> **DATASET**
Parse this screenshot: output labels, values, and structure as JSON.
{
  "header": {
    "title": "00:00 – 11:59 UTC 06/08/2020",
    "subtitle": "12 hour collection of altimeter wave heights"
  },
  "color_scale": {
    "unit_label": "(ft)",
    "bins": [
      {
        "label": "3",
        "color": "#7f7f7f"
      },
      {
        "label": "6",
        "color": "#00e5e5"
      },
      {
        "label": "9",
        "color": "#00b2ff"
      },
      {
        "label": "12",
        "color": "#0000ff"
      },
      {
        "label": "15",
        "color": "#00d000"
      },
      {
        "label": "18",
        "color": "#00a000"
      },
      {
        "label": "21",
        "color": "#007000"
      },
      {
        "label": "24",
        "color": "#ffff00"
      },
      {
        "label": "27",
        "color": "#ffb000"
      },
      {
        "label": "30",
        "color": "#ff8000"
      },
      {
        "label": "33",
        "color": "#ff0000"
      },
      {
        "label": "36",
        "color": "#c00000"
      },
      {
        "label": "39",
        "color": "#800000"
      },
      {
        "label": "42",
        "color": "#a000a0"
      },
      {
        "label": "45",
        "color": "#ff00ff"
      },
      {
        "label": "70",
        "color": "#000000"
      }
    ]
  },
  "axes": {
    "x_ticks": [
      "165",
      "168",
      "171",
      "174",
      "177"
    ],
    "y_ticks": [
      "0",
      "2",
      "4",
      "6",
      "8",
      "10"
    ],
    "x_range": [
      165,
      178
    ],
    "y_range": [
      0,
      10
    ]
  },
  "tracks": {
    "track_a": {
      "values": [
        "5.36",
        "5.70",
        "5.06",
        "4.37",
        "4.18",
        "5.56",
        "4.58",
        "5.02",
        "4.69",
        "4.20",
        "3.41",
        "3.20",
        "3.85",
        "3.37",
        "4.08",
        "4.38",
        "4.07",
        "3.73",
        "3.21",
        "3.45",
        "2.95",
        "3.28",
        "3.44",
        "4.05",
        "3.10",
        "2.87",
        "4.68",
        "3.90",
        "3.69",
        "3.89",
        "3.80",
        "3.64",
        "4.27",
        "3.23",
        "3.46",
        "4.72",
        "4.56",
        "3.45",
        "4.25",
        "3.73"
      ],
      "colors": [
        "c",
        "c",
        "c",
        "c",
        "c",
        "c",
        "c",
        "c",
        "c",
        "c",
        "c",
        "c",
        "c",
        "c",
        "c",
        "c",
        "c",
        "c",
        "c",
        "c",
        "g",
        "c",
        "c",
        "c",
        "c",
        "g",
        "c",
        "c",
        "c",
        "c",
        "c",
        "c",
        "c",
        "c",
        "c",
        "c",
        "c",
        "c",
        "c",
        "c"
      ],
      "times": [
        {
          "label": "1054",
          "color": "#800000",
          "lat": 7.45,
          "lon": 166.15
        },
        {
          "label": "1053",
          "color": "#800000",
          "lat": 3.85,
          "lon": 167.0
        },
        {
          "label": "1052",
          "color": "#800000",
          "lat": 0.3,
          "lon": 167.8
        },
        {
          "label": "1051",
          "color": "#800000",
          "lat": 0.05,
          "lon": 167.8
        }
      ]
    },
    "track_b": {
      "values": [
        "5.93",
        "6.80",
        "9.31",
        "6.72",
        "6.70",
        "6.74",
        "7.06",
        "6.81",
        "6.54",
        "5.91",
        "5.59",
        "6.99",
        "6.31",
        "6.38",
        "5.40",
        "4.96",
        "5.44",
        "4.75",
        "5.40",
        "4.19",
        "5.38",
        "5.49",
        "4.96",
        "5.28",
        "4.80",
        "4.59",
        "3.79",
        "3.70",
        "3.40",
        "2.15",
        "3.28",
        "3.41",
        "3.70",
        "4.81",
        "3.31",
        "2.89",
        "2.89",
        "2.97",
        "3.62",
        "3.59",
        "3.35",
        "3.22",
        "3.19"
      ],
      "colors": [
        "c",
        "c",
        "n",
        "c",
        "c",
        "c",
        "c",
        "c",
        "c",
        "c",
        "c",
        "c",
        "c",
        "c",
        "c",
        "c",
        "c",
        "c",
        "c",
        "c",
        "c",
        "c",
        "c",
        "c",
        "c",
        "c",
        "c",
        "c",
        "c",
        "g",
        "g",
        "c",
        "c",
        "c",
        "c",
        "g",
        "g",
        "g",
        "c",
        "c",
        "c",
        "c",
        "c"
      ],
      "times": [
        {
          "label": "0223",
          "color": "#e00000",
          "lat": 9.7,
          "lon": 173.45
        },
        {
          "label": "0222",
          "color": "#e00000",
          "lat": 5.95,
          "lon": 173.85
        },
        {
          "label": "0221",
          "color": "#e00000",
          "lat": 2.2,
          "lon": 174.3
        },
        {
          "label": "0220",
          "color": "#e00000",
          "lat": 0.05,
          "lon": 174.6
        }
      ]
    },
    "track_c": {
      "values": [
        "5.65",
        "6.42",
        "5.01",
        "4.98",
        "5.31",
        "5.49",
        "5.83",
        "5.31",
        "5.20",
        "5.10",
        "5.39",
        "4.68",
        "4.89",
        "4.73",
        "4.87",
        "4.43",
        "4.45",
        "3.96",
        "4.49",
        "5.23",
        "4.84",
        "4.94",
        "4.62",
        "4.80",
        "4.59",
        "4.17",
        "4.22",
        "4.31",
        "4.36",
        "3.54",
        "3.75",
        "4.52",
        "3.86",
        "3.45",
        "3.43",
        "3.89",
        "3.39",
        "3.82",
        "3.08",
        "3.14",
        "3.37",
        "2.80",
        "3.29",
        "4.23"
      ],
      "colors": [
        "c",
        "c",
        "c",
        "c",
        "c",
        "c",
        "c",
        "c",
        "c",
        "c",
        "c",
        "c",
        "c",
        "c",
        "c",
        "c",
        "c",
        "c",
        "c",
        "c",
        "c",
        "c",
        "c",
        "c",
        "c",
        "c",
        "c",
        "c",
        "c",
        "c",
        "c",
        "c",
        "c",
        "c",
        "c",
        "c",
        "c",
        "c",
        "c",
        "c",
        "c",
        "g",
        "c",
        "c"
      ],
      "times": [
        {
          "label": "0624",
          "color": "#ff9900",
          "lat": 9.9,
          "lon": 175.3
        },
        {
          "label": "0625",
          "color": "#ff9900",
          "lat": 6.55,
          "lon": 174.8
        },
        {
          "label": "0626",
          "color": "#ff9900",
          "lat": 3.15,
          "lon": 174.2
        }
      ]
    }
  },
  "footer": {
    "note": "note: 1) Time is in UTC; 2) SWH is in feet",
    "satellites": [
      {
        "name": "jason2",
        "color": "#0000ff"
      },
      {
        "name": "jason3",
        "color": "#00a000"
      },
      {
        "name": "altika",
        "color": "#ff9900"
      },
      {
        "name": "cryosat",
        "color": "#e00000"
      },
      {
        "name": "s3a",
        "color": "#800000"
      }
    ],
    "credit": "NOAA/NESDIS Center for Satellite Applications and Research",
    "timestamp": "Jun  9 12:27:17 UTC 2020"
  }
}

> **BRIEF**
Write out every line exactly as it stands.

> **OUTPUT OF THE TASK**
Parse this screenshot: output labels, values, and structure as JSON.
{
  "header": {
    "title": "00:00 – 11:59 UTC 06/08/2020",
    "subtitle": "12 hour collection of altimeter wave heights"
  },
  "color_scale": {
    "unit_label": "(ft)",
    "bins": [
      {
        "label": "3",
        "color": "#7f7f7f"
      },
      {
        "label": "6",
        "color": "#00e5e5"
      },
      {
        "label": "9",
        "color": "#00b2ff"
      },
      {
        "label": "12",
        "color": "#0000ff"
      },
      {
        "label": "15",
        "color": "#00d000"
      },
      {
        "label": "18",
        "color": "#00a000"
      },
      {
        "label": "21",
        "color": "#007000"
      },
      {
        "label": "24",
        "color": "#ffff00"
      },
      {
        "label": "27",
        "color": "#ffb000"
      },
      {
        "label": "30",
        "color": "#ff8000"
      },
      {
        "label": "33",
        "color": "#ff0000"
      },
      {
        "label": "36",
        "color": "#c00000"
      },
      {
        "label": "39",
        "color": "#800000"
      },
      {
        "label": "42",
        "color": "#a000a0"
      },
      {
        "label": "45",
        "color": "#ff00ff"
      },
      {
        "label": "70",
        "color": "#000000"
      }
    ]
  },
  "axes": {
    "x_ticks": [
      "165",
      "168",
      "171",
      "174",
      "177"
    ],
    "y_ticks": [
      "0",
      "2",
      "4",
      "6",
      "8",
      "10"
    ],
    "x_range": [
      165,
      178
    ],
    "y_range": [
      0,
      10
    ]
  },
  "tracks": {
    "track_a": {
      "values": [
        "5.36",
        "5.70",
        "5.06",
        "4.37",
        "4.18",
        "5.56",
        "4.58",
        "5.02",
        "4.69",
        "4.20",
        "3.41",
        "3.20",
        "3.85",
        "3.37",
        "4.08",
        "4.38",
        "4.07",
        "3.73",
        "3.21",
        "3.45",
        "2.95",
        "3.28",
        "3.44",
        "4.05",
        "3.10",
        "2.87",
        "4.68",
        "3.90",
        "3.69",
        "3.89",
        "3.80",
        "3.64",
        "4.27",
        "3.23",
        "3.46",
        "4.72",
        "4.56",
        "3.45",
        "4.25",
        "3.73"
      ],
      "colors": [
        "c",
        "c",
        "c",
        "c",
        "c",
        "c",
        "c",
        "c",
        "c",
        "c",
        "c",
        "c",
        "c",
        "c",
        "c",
        "c",
        "c",
        "c",
        "c",
        "c",
        "g",
        "c",
        "c",
        "c",
        "c",
        "g",
        "c",
        "c",
        "c",
        "c",
        "c",
        "c",
        "c",
        "c",
        "c",
        "c",
        "c",
        "c",
        "c",
        "c"
      ],
      "times": [
        {
          "label": "1054",
          "color": "#800000",
          "lat": 7.45,
          "lon": 166.15
        },
        {
          "label": "1053",
          "color": "#800000",
          "lat": 3.85,
          "lon": 167.0
        },
        {
          "label": "1052",
          "color": "#800000",
          "lat": 0.3,
          "lon": 167.8
        },
        {
          "label": "1051",
          "color": "#800000",
          "lat": 0.05,
          "lon": 167.8
        }
      ]
    },
    "track_b": {
      "values": [
        "5.93",
        "6.80",
        "9.31",
        "6.72",
        "6.70",
        "6.74",
        "7.06",
        "6.81",
        "6.54",
        "5.91",
        "5.59",
        "6.99",
        "6.31",
        "6.38",
        "5.40",
        "4.96",
        "5.44",
        "4.75",
        "5.40",
        "4.19",
        "5.38",
        "5.49",
        "4.96",
        "5.28",
        "4.80",
        "4.59",
        "3.79",
        "3.70",
        "3.40",
        "2.15",
        "3.28",
        "3.41",
        "3.70",
        "4.81",
        "3.31",
        "2.89",
        "2.89",
        "2.97",
        "3.62",
        "3.59",
        "3.35",
        "3.22",
        "3.19"
      ],
      "colors": [
        "c",
        "c",
        "n",
        "c",
        "c",
        "c",
        "c",
        "c",
        "c",
        "c",
        "c",
        "c",
        "c",
        "c",
        "c",
        "c",
        "c",
        "c",
        "c",
        "c",
        "c",
        "c",
        "c",
        "c",
        "c",
        "c",
        "c",
        "c",
        "c",
        "g",
        "g",
        "c",
        "c",
        "c",
        "c",
        "g",
        "g",
        "g",
        "c",
        "c",
        "c",
        "c",
        "c"
      ],
      "times": [
        {
          "label": "0223",
          "color": "#e00000",
          "lat": 9.7,
          "lon": 173.45
        },
        {
          "label": "0222",
          "color": "#e00000",
          "lat": 5.95,
          "lon": 173.85
        },
        {
          "label": "0221",
          "color": "#e00000",
          "lat": 2.2,
          "lon": 174.3
        },
        {
          "label": "0220",
          "color": "#e00000",
          "lat": 0.05,
          "lon": 174.6
        }
      ]
    },
    "track_c": {
      "values": [
        "5.65",
        "6.42",
        "5.01",
        "4.98",
        "5.31",
        "5.49",
        "5.83",
        "5.31",
        "5.20",
        "5.10",
        "5.39",
        "4.68",
        "4.89",
        "4.73",
        "4.87",
        "4.43",
        "4.45",
        "3.96",
        "4.49",
        "5.23",
        "4.84",
        "4.94",
        "4.62",
        "4.80",
        "4.59",
        "4.17",
        "4.22",
        "4.31",
        "4.36",
        "3.54",
        "3.75",
        "4.52",
        "3.86",
        "3.45",
        "3.43",
        "3.89",
        "3.39",
        "3.82",
        "3.08",
        "3.14",
        "3.37",
        "2.80",
        "3.29",
        "4.23"
      ],
      "colors": [
        "c",
        "c",
        "c",
        "c",
        "c",
        "c",
        "c",
        "c",
        "c",
        "c",
        "c",
        "c",
        "c",
        "c",
        "c",
        "c",
        "c",
        "c",
        "c",
        "c",
        "c",
        "c",
        "c",
        "c",
        "c",
        "c",
        "c",
        "c",
        "c",
        "c",
        "c",
        "c",
        "c",
        "c",
        "c",
        "c",
        "c",
        "c",
        "c",
        "c",
        "c",
        "g",
        "c",
        "c"
      ],
      "times": [
        {
          "label": "0624",
          "color": "#ff9900",
          "lat": 9.9,
          "lon": 175.3
        },
        {
          "label": "0625",
          "color": "#ff9900",
          "lat": 6.55,
          "lon": 174.8
        },
        {
          "label": "0626",
          "color": "#ff9900",
          "lat": 3.15,
          "lon": 174.2
        }
      ]
    }
  },
  "footer": {
    "note": "note: 1) Time is in UTC; 2) SWH is in feet",
    "satellites": [
      {
        "name": "jason2",
        "color": "#0000ff"
      },
      {
        "name": "jason3",
        "color": "#00a000"
      },
      {
        "name": "altika",
        "color": "#ff9900"
      },
      {
        "name": "cryosat",
        "color": "#e00000"
      },
      {
        "name": "s3a",
        "color": "#800000"
      }
    ],
    "credit": "NOAA/NESDIS Center for Satellite Applications and Research",
    "timestamp": "Jun  9 12:27:17 UTC 2020"
  }
}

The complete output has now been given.